§ 给定文本
# 文本清洗
## 1. 剔除重复行

In [4]:
import pandas as pd

data = [[1, 2, 3], [1, 2, 3], [4, 5, 6]]
df = pd.DataFrame(data)

df.drop_duplicates(inplace=True)

display(df)


Unnamed: 0,0,1,2
0,1,2,3
2,4,5,6


<br>

## 2. 剔除文本两侧的空格符

In [2]:
import pandas as pd

data = [["  天河  ", "海珠", "白云"], ["番禺", "  荔湾", "越秀  "]]
df = pd.DataFrame(data)

for col in df.columns:
    df[col] = df[col].apply(lambda item: item.strip())

display(df)


Unnamed: 0,0,1,2
0,天河,海珠,白云
1,番禺,荔湾,越秀


<br>

## 3. 剔除纯数字

In [1]:
my_list = ["你好", "123", "世界"]

for item in my_list:
    if item.isdigit():
        my_list.remove(item)

print(my_list)


['你好', '世界']


<br>

## 4. 剔除手机号

In [12]:
import re

my_list = ["你好", "13798812258", "我的电话是13798812258", "12312312312312314341", "世界"]

for item in my_list:
    phone_list = re.compile("(?<!\d)(1\d{10})(?!\d)").findall(item)
    if phone_list:
        my_list.remove(item)

print(my_list)


['你好', '我的电话是13798812258', '12312312312312314341', '世界']


<br>

## 5. 剔除网站
`if "http" in item:` 是一个有效的代码，你可以添加各种需要过滤的符号，但注意它不能写成 `or` 形式，必须单成一行

In [9]:
my_list = ["你好", "https://www.baidu.com", "世界"]

for item in my_list:
    if "http" in item:
        my_list.remove(item)

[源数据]
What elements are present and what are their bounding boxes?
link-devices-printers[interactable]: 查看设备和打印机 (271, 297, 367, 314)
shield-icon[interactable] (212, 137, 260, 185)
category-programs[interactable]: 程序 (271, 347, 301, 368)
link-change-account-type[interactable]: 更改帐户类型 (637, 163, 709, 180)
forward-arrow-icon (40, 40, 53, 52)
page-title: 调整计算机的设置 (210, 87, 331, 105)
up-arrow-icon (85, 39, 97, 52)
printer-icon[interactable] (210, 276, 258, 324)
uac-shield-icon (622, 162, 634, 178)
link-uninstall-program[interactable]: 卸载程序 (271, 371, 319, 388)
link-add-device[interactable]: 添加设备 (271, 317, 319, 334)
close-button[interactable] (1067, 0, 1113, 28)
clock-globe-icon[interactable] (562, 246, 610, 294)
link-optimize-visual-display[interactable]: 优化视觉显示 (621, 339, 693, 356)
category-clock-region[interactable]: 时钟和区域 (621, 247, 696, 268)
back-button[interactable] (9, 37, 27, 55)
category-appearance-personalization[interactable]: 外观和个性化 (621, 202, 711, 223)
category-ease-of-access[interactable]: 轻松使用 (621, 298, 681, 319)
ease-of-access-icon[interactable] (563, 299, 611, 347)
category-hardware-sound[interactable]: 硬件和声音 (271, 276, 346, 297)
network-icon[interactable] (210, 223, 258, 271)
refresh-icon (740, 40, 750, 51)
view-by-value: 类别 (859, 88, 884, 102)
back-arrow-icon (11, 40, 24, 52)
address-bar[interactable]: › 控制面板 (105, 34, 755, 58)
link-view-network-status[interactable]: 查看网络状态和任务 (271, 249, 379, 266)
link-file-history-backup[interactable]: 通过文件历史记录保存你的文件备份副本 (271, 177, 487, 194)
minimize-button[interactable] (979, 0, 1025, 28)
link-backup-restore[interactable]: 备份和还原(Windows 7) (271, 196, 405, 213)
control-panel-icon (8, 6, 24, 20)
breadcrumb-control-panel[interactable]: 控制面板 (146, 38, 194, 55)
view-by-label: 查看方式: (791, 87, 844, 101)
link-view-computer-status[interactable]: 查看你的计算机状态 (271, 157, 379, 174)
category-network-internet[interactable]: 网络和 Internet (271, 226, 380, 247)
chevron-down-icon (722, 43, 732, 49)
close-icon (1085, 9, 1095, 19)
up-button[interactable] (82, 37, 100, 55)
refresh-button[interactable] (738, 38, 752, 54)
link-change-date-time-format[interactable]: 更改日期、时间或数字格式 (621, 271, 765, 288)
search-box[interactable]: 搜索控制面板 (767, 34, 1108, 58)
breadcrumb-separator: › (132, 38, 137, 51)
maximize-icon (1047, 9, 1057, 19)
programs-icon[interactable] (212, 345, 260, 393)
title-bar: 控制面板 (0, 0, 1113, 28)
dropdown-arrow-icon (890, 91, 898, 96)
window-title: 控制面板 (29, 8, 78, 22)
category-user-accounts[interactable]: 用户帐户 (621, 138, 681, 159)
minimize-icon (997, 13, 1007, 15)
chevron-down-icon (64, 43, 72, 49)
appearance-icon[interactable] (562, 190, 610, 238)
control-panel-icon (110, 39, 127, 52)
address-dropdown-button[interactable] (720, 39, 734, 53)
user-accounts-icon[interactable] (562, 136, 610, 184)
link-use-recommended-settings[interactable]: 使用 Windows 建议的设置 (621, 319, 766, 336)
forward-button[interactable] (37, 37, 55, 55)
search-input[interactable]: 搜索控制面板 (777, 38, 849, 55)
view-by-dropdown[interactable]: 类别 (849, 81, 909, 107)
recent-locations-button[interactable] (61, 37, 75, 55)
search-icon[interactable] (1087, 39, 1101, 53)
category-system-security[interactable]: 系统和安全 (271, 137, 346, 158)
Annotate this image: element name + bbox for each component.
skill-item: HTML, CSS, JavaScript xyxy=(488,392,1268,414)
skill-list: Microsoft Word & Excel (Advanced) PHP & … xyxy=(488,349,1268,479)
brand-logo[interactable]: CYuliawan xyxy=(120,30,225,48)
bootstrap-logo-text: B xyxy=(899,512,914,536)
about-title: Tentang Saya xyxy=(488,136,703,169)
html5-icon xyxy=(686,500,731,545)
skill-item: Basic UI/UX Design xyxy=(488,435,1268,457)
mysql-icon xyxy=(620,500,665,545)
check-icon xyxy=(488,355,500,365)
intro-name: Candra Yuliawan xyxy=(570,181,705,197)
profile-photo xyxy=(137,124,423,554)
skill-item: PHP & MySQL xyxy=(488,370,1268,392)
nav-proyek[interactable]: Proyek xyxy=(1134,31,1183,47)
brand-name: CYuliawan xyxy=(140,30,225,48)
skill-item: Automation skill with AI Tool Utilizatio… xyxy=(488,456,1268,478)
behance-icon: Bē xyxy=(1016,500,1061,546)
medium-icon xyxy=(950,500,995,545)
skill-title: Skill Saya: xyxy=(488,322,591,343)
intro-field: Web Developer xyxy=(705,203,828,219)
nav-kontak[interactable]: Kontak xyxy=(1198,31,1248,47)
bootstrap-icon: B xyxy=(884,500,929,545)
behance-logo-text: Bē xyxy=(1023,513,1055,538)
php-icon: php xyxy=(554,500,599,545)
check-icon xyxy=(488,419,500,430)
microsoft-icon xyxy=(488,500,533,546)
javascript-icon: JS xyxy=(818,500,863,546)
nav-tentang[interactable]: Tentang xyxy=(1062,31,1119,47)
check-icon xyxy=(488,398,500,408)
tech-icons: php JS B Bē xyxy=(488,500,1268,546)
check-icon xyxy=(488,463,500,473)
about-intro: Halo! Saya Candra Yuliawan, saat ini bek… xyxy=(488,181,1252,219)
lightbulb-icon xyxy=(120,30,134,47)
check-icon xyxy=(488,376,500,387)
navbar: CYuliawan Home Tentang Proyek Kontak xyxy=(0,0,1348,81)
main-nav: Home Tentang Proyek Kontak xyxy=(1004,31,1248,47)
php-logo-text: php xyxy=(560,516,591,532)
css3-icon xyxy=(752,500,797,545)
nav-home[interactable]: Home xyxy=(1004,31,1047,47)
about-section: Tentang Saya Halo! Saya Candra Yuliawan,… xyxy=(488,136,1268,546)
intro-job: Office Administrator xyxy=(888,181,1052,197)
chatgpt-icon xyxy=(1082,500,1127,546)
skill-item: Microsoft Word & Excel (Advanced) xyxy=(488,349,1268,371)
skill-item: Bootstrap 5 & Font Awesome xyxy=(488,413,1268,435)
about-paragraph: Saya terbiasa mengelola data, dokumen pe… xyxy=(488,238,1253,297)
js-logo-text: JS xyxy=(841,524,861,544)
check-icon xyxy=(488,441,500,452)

§ 练习要求
[1] 把讲文本清洗的那篇文字抄一段下来：从有“## 2. 剔除文本两侧的空格符”的地方开始，抄到“df[col].apply(lambda item: item.strip())”为止，一个字都别改。
[2] 讲文本清洗的那篇文字写到一半就停了，请从它最后一句后面接着往下写。

§ 各题答案
[1]
## 2. 剔除文本两侧的空格符

In [2]:
import pandas as pd

data = [["  天河  ", "海珠", "白云"], ["番禺", "  荔湾", "越秀  "]]
df = pd.DataFrame(data)

for col in df.columns:
    df[col] = df[col].apply(lambda item: item.strip())

[2]
print(my_list)


['你好', '世界']


<br>

## 6. 剔除纯英文

In [10]:
my_list = ["你好", "abadsa", "123abc", "123", "世界"]

for item in my_list:
    if item.encode("UTF-8").isalpha():
        my_list.remove(item)

print(my_list)


['你好', '123abc', '123', '世界']


<br>

## 7. 剔除纯英文或者纯数字

In [11]:
my_list = ["你好", "abadsa", "123abc", "123", "世界"]

for item in my_list:
    if item.encode("UTF-8").isalnum():
        my_list.remove(item)

print(my_list)


['你好', '123abc', '世界']


<br>

## 8. 剔除纯特殊字符

In [24]:
import re

my_list = ["?你好", "13798812258", "我的电话是13798812258?", "？。。", "世界..."]

for item in my_list:
    symbol_list = re.compile("[^0-9A-Za-z\u4e00-\u9fa5]").match(item)
    if symbol_list:
        my_list.remove(item)

print(my_list)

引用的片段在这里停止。